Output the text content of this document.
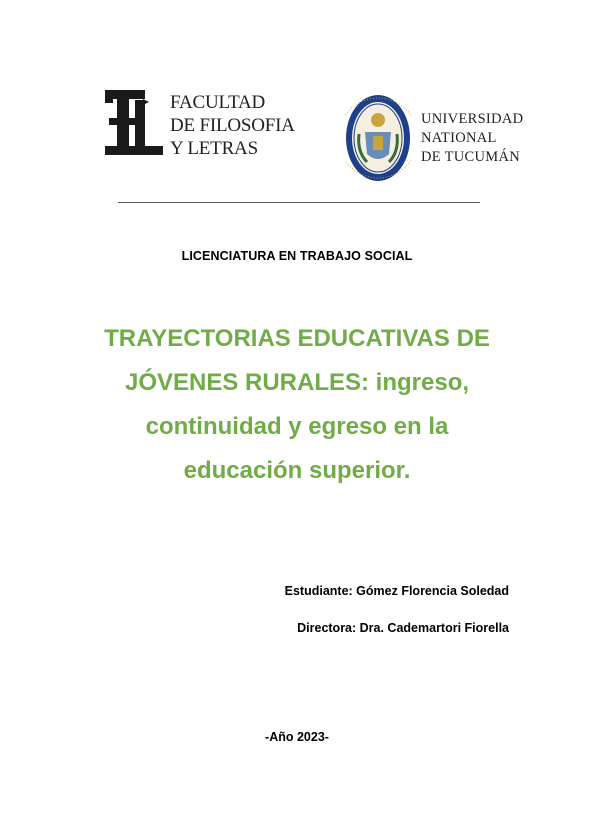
FACULTAD
DE FILOSOFIA
Y LETRAS
UNIVERSIDAD
NATIONAL
DE TUCUMÁN
LICENCIATURA EN TRABAJO SOCIAL
TRAYECTORIAS EDUCATIVAS DE
JÓVENES RURALES: ingreso,
continuidad y egreso en la
educación superior.
Estudiante: Gómez Florencia Soledad
Directora: Dra. Cademartori Fiorella
-Año 2023-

= = = =

WRITTEN PROBLEM
Leave the pictures out and copy the rest of the data exactly.

FINAL RESULT
Output the text content of this document.
FACULTAD
DE FILOSOFIA
Y LETRAS
UNIVERSIDAD
NATIONAL
DE TUCUMÁN
LICENCIATURA EN TRABAJO SOCIAL
TRAYECTORIAS EDUCATIVAS DE
JÓVENES RURALES: ingreso,
continuidad y egreso en la
educación superior.
Estudiante: Gómez Florencia Soledad
Directora: Dra. Cademartori Fiorella
-Año 2023-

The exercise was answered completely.